What needs to be done: Examine the entries and show every line in which the word "name" is found.

------------------------------------

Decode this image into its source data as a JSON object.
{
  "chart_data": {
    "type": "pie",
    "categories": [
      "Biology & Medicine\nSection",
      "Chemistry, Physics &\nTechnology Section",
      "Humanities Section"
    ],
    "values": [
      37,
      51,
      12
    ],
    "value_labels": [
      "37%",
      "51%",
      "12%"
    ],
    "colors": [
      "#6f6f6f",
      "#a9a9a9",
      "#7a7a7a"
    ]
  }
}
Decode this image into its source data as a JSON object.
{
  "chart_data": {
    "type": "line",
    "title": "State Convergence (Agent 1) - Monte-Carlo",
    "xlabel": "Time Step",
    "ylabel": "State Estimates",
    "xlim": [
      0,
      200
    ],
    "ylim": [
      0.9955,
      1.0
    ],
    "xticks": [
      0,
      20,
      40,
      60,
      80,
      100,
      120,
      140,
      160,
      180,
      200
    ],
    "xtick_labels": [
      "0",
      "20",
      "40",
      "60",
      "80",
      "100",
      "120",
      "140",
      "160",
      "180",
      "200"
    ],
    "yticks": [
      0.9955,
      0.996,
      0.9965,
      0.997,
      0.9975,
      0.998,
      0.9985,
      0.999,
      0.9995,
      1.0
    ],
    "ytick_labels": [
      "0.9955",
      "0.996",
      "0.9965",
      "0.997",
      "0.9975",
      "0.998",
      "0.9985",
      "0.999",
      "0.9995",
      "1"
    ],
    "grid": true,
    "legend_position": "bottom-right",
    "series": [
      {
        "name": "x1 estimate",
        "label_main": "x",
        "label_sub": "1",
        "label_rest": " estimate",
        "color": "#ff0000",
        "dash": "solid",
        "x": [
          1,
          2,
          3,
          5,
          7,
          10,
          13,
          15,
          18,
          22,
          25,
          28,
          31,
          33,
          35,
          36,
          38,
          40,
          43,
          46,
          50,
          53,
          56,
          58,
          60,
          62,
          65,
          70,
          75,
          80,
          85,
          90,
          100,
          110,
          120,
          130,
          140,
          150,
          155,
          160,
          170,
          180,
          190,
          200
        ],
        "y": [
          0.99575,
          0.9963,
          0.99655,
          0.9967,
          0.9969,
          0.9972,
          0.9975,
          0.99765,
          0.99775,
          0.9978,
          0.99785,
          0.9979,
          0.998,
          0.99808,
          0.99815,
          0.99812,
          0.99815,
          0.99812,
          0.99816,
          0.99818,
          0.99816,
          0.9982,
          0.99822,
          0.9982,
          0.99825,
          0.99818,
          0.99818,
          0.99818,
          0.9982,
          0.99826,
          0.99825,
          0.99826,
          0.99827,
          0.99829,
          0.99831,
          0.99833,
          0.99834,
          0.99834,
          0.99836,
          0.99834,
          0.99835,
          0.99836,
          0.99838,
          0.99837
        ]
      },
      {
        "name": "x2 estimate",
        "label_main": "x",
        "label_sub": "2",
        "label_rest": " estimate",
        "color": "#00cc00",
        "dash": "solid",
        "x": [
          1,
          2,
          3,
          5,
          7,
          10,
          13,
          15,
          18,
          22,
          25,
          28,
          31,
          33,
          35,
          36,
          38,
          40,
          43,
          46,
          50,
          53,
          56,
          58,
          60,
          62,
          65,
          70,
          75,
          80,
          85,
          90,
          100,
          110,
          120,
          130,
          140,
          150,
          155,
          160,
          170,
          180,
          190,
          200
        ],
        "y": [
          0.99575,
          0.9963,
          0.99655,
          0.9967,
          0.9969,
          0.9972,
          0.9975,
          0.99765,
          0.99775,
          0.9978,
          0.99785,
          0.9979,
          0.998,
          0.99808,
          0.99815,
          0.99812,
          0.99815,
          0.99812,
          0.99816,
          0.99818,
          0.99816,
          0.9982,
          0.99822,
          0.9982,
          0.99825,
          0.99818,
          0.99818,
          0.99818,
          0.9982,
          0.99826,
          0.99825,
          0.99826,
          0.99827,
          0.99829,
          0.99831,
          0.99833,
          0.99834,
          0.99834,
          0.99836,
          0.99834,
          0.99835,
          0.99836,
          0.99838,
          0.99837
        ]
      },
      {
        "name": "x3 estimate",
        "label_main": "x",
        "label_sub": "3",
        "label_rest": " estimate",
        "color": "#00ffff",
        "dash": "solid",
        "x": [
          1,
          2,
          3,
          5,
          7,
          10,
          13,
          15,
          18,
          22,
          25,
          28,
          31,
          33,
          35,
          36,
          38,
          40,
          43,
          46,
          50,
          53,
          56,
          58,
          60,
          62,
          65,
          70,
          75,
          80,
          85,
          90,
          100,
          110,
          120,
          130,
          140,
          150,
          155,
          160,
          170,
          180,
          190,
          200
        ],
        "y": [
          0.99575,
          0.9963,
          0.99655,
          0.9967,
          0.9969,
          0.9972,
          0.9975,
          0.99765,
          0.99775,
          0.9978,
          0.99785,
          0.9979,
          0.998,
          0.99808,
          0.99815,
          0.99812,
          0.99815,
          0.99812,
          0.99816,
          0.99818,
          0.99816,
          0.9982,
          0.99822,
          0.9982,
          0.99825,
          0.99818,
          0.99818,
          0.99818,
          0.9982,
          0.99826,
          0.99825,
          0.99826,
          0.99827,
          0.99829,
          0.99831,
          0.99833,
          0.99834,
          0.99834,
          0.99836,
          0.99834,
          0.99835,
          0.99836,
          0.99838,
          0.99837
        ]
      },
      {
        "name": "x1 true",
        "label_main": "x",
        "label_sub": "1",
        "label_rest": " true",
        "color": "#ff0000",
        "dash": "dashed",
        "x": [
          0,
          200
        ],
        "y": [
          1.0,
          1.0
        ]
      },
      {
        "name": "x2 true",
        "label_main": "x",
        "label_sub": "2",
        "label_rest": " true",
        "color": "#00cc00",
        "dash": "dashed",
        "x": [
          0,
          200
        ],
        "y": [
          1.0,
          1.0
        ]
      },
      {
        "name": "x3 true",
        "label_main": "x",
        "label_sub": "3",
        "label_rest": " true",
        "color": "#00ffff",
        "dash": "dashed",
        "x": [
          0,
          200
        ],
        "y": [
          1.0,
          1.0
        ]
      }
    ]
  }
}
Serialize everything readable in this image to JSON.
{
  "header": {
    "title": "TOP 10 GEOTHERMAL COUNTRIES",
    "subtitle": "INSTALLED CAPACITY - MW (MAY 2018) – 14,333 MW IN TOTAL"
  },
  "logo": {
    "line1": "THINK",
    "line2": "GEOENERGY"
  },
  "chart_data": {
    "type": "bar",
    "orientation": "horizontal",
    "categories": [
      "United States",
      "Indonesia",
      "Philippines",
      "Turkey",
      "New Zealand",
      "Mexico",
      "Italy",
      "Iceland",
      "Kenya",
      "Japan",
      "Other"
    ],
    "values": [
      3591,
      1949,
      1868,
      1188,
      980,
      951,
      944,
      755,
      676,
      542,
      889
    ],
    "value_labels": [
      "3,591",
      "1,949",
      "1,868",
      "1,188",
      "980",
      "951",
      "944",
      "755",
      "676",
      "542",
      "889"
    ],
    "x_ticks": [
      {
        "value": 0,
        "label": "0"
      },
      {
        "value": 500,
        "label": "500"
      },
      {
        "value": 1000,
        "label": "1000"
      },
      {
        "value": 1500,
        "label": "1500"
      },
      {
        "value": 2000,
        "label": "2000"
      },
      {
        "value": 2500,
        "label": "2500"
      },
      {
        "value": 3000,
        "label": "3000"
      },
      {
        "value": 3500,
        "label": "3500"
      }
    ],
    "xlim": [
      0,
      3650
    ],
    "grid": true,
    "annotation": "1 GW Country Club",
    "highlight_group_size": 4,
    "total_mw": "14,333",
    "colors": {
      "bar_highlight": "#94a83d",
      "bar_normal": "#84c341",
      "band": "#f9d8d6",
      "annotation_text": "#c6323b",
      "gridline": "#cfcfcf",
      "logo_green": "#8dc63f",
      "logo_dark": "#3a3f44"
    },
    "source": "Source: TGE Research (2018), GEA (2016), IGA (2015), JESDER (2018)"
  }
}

------------------------------------

Finished answer:
        "name": "x1 estimate",
        "name": "x2 estimate",
        "name": "x3 estimate",
        "name": "x1 true",
        "name": "x2 true",
        "name": "x3 true",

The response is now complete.